**Listed entries:**
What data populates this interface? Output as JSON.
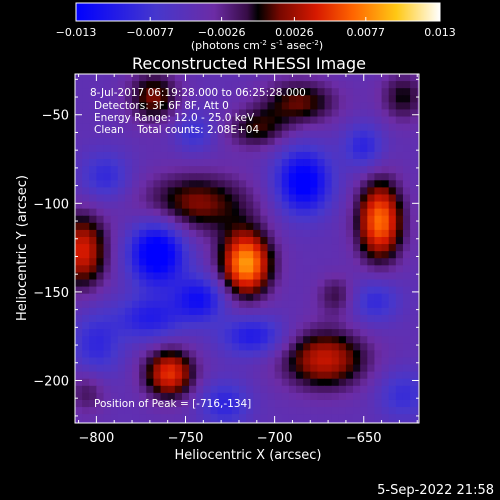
{
  "colorbar": {
    "ticks": [
      "-0.013",
      "-0.0077",
      "-0.0026",
      "0.0026",
      "0.0077",
      "0.013"
    ],
    "min": -0.013,
    "max": 0.013,
    "unit_label": "(photons cm-2 s-1 asec-2)",
    "unit_parts": {
      "a": "(photons cm",
      "b": "-2",
      "c": " s",
      "d": "-1",
      "e": " asec",
      "f": "-2",
      "g": ")"
    },
    "colors": [
      "#0000ff",
      "#4b3cc8",
      "#6a2aa2",
      "#000000",
      "#8a0c00",
      "#ff2a00",
      "#ffb600",
      "#ffffff"
    ]
  },
  "chart_data": {
    "type": "heatmap",
    "title": "Reconstructed RHESSI Image",
    "xlabel": "Heliocentric X (arcsec)",
    "ylabel": "Heliocentric Y (arcsec)",
    "xlim": [
      -812,
      -619
    ],
    "ylim": [
      -224,
      -27
    ],
    "xticks": [
      -800,
      -750,
      -700,
      -650
    ],
    "yticks": [
      -50,
      -100,
      -150,
      -200
    ],
    "annotations": [
      "8-Jul-2017 06:19:28.000 to 06:25:28.000",
      "Detectors: 3F 6F 8F, Att 0",
      "Energy Range: 12.0 - 25.0 keV",
      "Clean    Total counts: 2.08E+04",
      "Position of Peak = [-716,-134]"
    ],
    "peak": {
      "x": -716,
      "y": -134,
      "value": 0.013
    },
    "sources": [
      {
        "x": -716,
        "y": -134,
        "amp": 0.013,
        "sx": 10,
        "sy": 13
      },
      {
        "x": -641,
        "y": -110,
        "amp": 0.0115,
        "sx": 9,
        "sy": 16
      },
      {
        "x": -808,
        "y": -127,
        "amp": 0.0088,
        "sx": 10,
        "sy": 15
      },
      {
        "x": -759,
        "y": -196,
        "amp": 0.0095,
        "sx": 10,
        "sy": 10
      },
      {
        "x": -672,
        "y": -188,
        "amp": 0.0082,
        "sx": 17,
        "sy": 12
      },
      {
        "x": -744,
        "y": -100,
        "amp": 0.0064,
        "sx": 22,
        "sy": 12
      },
      {
        "x": -768,
        "y": -40,
        "amp": 0.0062,
        "sx": 10,
        "sy": 10
      },
      {
        "x": -686,
        "y": -43,
        "amp": 0.0058,
        "sx": 15,
        "sy": 9
      },
      {
        "x": -710,
        "y": -58,
        "amp": 0.0048,
        "sx": 12,
        "sy": 8
      },
      {
        "x": -628,
        "y": -40,
        "amp": 0.0045,
        "sx": 9,
        "sy": 10
      },
      {
        "x": -665,
        "y": -152,
        "amp": 0.0038,
        "sx": 8,
        "sy": 8
      },
      {
        "x": -805,
        "y": -206,
        "amp": 0.0036,
        "sx": 8,
        "sy": 9
      },
      {
        "x": -766,
        "y": -128,
        "amp": -0.0105,
        "sx": 11,
        "sy": 13
      },
      {
        "x": -684,
        "y": -88,
        "amp": -0.0095,
        "sx": 11,
        "sy": 13
      },
      {
        "x": -742,
        "y": -154,
        "amp": -0.007,
        "sx": 10,
        "sy": 9
      },
      {
        "x": -770,
        "y": -165,
        "amp": -0.0055,
        "sx": 13,
        "sy": 9
      },
      {
        "x": -712,
        "y": -175,
        "amp": -0.006,
        "sx": 13,
        "sy": 8
      },
      {
        "x": -800,
        "y": -180,
        "amp": -0.0045,
        "sx": 10,
        "sy": 14
      },
      {
        "x": -644,
        "y": -155,
        "amp": -0.0045,
        "sx": 10,
        "sy": 9
      },
      {
        "x": -728,
        "y": -213,
        "amp": -0.0048,
        "sx": 10,
        "sy": 9
      },
      {
        "x": -650,
        "y": -68,
        "amp": -0.005,
        "sx": 8,
        "sy": 9
      },
      {
        "x": -795,
        "y": -85,
        "amp": -0.0045,
        "sx": 10,
        "sy": 10
      },
      {
        "x": -745,
        "y": -60,
        "amp": -0.0038,
        "sx": 8,
        "sy": 8
      },
      {
        "x": -628,
        "y": -208,
        "amp": -0.004,
        "sx": 10,
        "sy": 10
      }
    ],
    "baseline": -0.0045
  },
  "footer": {
    "timestamp": "5-Sep-2022 21:58"
  }
}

**Task:** Go through the listing above and write it out again exactly, dropping the pictures.

**Answer to this exercise:**
What data populates this interface? Output as JSON.
{
  "colorbar": {
    "ticks": [
      "-0.013",
      "-0.0077",
      "-0.0026",
      "0.0026",
      "0.0077",
      "0.013"
    ],
    "min": -0.013,
    "max": 0.013,
    "unit_label": "(photons cm-2 s-1 asec-2)",
    "unit_parts": {
      "a": "(photons cm",
      "b": "-2",
      "c": " s",
      "d": "-1",
      "e": " asec",
      "f": "-2",
      "g": ")"
    },
    "colors": [
      "#0000ff",
      "#4b3cc8",
      "#6a2aa2",
      "#000000",
      "#8a0c00",
      "#ff2a00",
      "#ffb600",
      "#ffffff"
    ]
  },
  "chart_data": {
    "type": "heatmap",
    "title": "Reconstructed RHESSI Image",
    "xlabel": "Heliocentric X (arcsec)",
    "ylabel": "Heliocentric Y (arcsec)",
    "xlim": [
      -812,
      -619
    ],
    "ylim": [
      -224,
      -27
    ],
    "xticks": [
      -800,
      -750,
      -700,
      -650
    ],
    "yticks": [
      -50,
      -100,
      -150,
      -200
    ],
    "annotations": [
      "8-Jul-2017 06:19:28.000 to 06:25:28.000",
      "Detectors: 3F 6F 8F, Att 0",
      "Energy Range: 12.0 - 25.0 keV",
      "Clean    Total counts: 2.08E+04",
      "Position of Peak = [-716,-134]"
    ],
    "peak": {
      "x": -716,
      "y": -134,
      "value": 0.013
    },
    "sources": [
      {
        "x": -716,
        "y": -134,
        "amp": 0.013,
        "sx": 10,
        "sy": 13
      },
      {
        "x": -641,
        "y": -110,
        "amp": 0.0115,
        "sx": 9,
        "sy": 16
      },
      {
        "x": -808,
        "y": -127,
        "amp": 0.0088,
        "sx": 10,
        "sy": 15
      },
      {
        "x": -759,
        "y": -196,
        "amp": 0.0095,
        "sx": 10,
        "sy": 10
      },
      {
        "x": -672,
        "y": -188,
        "amp": 0.0082,
        "sx": 17,
        "sy": 12
      },
      {
        "x": -744,
        "y": -100,
        "amp": 0.0064,
        "sx": 22,
        "sy": 12
      },
      {
        "x": -768,
        "y": -40,
        "amp": 0.0062,
        "sx": 10,
        "sy": 10
      },
      {
        "x": -686,
        "y": -43,
        "amp": 0.0058,
        "sx": 15,
        "sy": 9
      },
      {
        "x": -710,
        "y": -58,
        "amp": 0.0048,
        "sx": 12,
        "sy": 8
      },
      {
        "x": -628,
        "y": -40,
        "amp": 0.0045,
        "sx": 9,
        "sy": 10
      },
      {
        "x": -665,
        "y": -152,
        "amp": 0.0038,
        "sx": 8,
        "sy": 8
      },
      {
        "x": -805,
        "y": -206,
        "amp": 0.0036,
        "sx": 8,
        "sy": 9
      },
      {
        "x": -766,
        "y": -128,
        "amp": -0.0105,
        "sx": 11,
        "sy": 13
      },
      {
        "x": -684,
        "y": -88,
        "amp": -0.0095,
        "sx": 11,
        "sy": 13
      },
      {
        "x": -742,
        "y": -154,
        "amp": -0.007,
        "sx": 10,
        "sy": 9
      },
      {
        "x": -770,
        "y": -165,
        "amp": -0.0055,
        "sx": 13,
        "sy": 9
      },
      {
        "x": -712,
        "y": -175,
        "amp": -0.006,
        "sx": 13,
        "sy": 8
      },
      {
        "x": -800,
        "y": -180,
        "amp": -0.0045,
        "sx": 10,
        "sy": 14
      },
      {
        "x": -644,
        "y": -155,
        "amp": -0.0045,
        "sx": 10,
        "sy": 9
      },
      {
        "x": -728,
        "y": -213,
        "amp": -0.0048,
        "sx": 10,
        "sy": 9
      },
      {
        "x": -650,
        "y": -68,
        "amp": -0.005,
        "sx": 8,
        "sy": 9
      },
      {
        "x": -795,
        "y": -85,
        "amp": -0.0045,
        "sx": 10,
        "sy": 10
      },
      {
        "x": -745,
        "y": -60,
        "amp": -0.0038,
        "sx": 8,
        "sy": 8
      },
      {
        "x": -628,
        "y": -208,
        "amp": -0.004,
        "sx": 10,
        "sy": 10
      }
    ],
    "baseline": -0.0045
  },
  "footer": {
    "timestamp": "5-Sep-2022 21:58"
  }
}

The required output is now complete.